Dataset records on visual material
#####

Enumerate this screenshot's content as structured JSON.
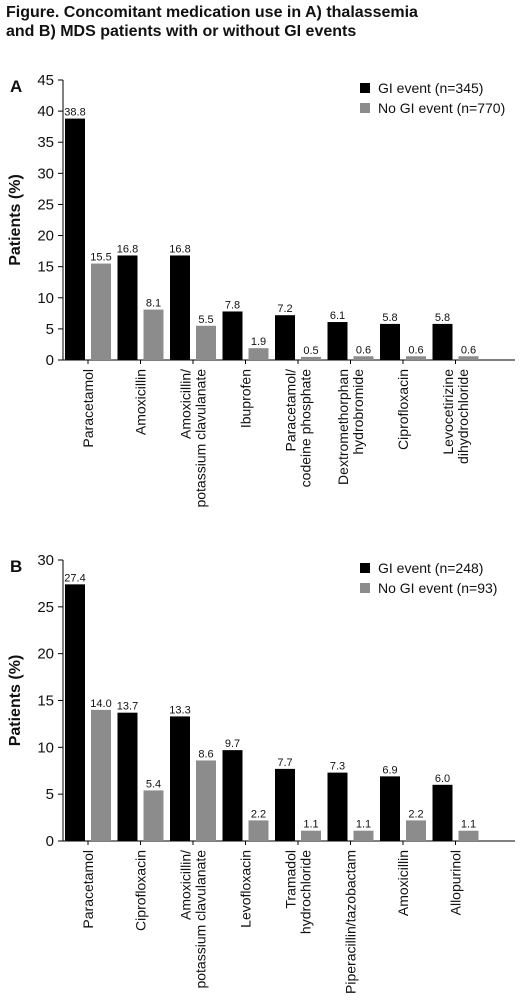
{
  "figure": {
    "title_line1": "Figure. Concomitant medication use in A) thalassemia",
    "title_line2": "and B) MDS patients with or without GI events"
  },
  "colors": {
    "gi_event": "#000000",
    "no_gi_event": "#8c8c8c"
  },
  "chart_data": [
    {
      "type": "bar",
      "panel_label": "A",
      "ylabel": "Patients (%)",
      "ylim": [
        0,
        45
      ],
      "yticks": [
        0,
        5,
        10,
        15,
        20,
        25,
        30,
        35,
        40,
        45
      ],
      "legend_position": "top-right",
      "categories": [
        [
          "Paracetamol"
        ],
        [
          "Amoxicillin"
        ],
        [
          "Amoxicillin/",
          "potassium clavulanate"
        ],
        [
          "Ibuprofen"
        ],
        [
          "Paracetamol/",
          "codeine phosphate"
        ],
        [
          "Dextromethorphan",
          "hydrobromide"
        ],
        [
          "Ciprofloxacin"
        ],
        [
          "Levocetirizine",
          "dihydrochloride"
        ]
      ],
      "series": [
        {
          "name": "GI event (n=345)",
          "color": "#000000",
          "values": [
            38.8,
            16.8,
            16.8,
            7.8,
            7.2,
            6.1,
            5.8,
            5.8
          ],
          "labels": [
            "38.8",
            "16.8",
            "16.8",
            "7.8",
            "7.2",
            "6.1",
            "5.8",
            "5.8"
          ]
        },
        {
          "name": "No GI event (n=770)",
          "color": "#8c8c8c",
          "values": [
            15.5,
            8.1,
            5.5,
            1.9,
            0.5,
            0.6,
            0.6,
            0.6
          ],
          "labels": [
            "15.5",
            "8.1",
            "5.5",
            "1.9",
            "0.5",
            "0.6",
            "0.6",
            "0.6"
          ]
        }
      ]
    },
    {
      "type": "bar",
      "panel_label": "B",
      "ylabel": "Patients (%)",
      "ylim": [
        0,
        30
      ],
      "yticks": [
        0,
        5,
        10,
        15,
        20,
        25,
        30
      ],
      "legend_position": "top-right",
      "categories": [
        [
          "Paracetamol"
        ],
        [
          "Ciprofloxacin"
        ],
        [
          "Amoxicillin/",
          "potassium clavulanate"
        ],
        [
          "Levofloxacin"
        ],
        [
          "Tramadol",
          "hydrochloride"
        ],
        [
          "Piperacillin/tazobactam"
        ],
        [
          "Amoxicillin"
        ],
        [
          "Allopurinol"
        ]
      ],
      "series": [
        {
          "name": "GI event (n=248)",
          "color": "#000000",
          "values": [
            27.4,
            13.7,
            13.3,
            9.7,
            7.7,
            7.3,
            6.9,
            6.0
          ],
          "labels": [
            "27.4",
            "13.7",
            "13.3",
            "9.7",
            "7.7",
            "7.3",
            "6.9",
            "6.0"
          ]
        },
        {
          "name": "No GI event (n=93)",
          "color": "#8c8c8c",
          "values": [
            14.0,
            5.4,
            8.6,
            2.2,
            1.1,
            1.1,
            2.2,
            1.1
          ],
          "labels": [
            "14.0",
            "5.4",
            "8.6",
            "2.2",
            "1.1",
            "1.1",
            "2.2",
            "1.1"
          ]
        }
      ]
    }
  ]
}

#####

--- Your task ---
Without the pictures, give every line above again exactly.

--- Answer to the problem ---
Enumerate this screenshot's content as structured JSON.
{
  "figure": {
    "title_line1": "Figure. Concomitant medication use in A) thalassemia",
    "title_line2": "and B) MDS patients with or without GI events"
  },
  "colors": {
    "gi_event": "#000000",
    "no_gi_event": "#8c8c8c"
  },
  "chart_data": [
    {
      "type": "bar",
      "panel_label": "A",
      "ylabel": "Patients (%)",
      "ylim": [
        0,
        45
      ],
      "yticks": [
        0,
        5,
        10,
        15,
        20,
        25,
        30,
        35,
        40,
        45
      ],
      "legend_position": "top-right",
      "categories": [
        [
          "Paracetamol"
        ],
        [
          "Amoxicillin"
        ],
        [
          "Amoxicillin/",
          "potassium clavulanate"
        ],
        [
          "Ibuprofen"
        ],
        [
          "Paracetamol/",
          "codeine phosphate"
        ],
        [
          "Dextromethorphan",
          "hydrobromide"
        ],
        [
          "Ciprofloxacin"
        ],
        [
          "Levocetirizine",
          "dihydrochloride"
        ]
      ],
      "series": [
        {
          "name": "GI event (n=345)",
          "color": "#000000",
          "values": [
            38.8,
            16.8,
            16.8,
            7.8,
            7.2,
            6.1,
            5.8,
            5.8
          ],
          "labels": [
            "38.8",
            "16.8",
            "16.8",
            "7.8",
            "7.2",
            "6.1",
            "5.8",
            "5.8"
          ]
        },
        {
          "name": "No GI event (n=770)",
          "color": "#8c8c8c",
          "values": [
            15.5,
            8.1,
            5.5,
            1.9,
            0.5,
            0.6,
            0.6,
            0.6
          ],
          "labels": [
            "15.5",
            "8.1",
            "5.5",
            "1.9",
            "0.5",
            "0.6",
            "0.6",
            "0.6"
          ]
        }
      ]
    },
    {
      "type": "bar",
      "panel_label": "B",
      "ylabel": "Patients (%)",
      "ylim": [
        0,
        30
      ],
      "yticks": [
        0,
        5,
        10,
        15,
        20,
        25,
        30
      ],
      "legend_position": "top-right",
      "categories": [
        [
          "Paracetamol"
        ],
        [
          "Ciprofloxacin"
        ],
        [
          "Amoxicillin/",
          "potassium clavulanate"
        ],
        [
          "Levofloxacin"
        ],
        [
          "Tramadol",
          "hydrochloride"
        ],
        [
          "Piperacillin/tazobactam"
        ],
        [
          "Amoxicillin"
        ],
        [
          "Allopurinol"
        ]
      ],
      "series": [
        {
          "name": "GI event (n=248)",
          "color": "#000000",
          "values": [
            27.4,
            13.7,
            13.3,
            9.7,
            7.7,
            7.3,
            6.9,
            6.0
          ],
          "labels": [
            "27.4",
            "13.7",
            "13.3",
            "9.7",
            "7.7",
            "7.3",
            "6.9",
            "6.0"
          ]
        },
        {
          "name": "No GI event (n=93)",
          "color": "#8c8c8c",
          "values": [
            14.0,
            5.4,
            8.6,
            2.2,
            1.1,
            1.1,
            2.2,
            1.1
          ],
          "labels": [
            "14.0",
            "5.4",
            "8.6",
            "2.2",
            "1.1",
            "1.1",
            "2.2",
            "1.1"
          ]
        }
      ]
    }
  ]
}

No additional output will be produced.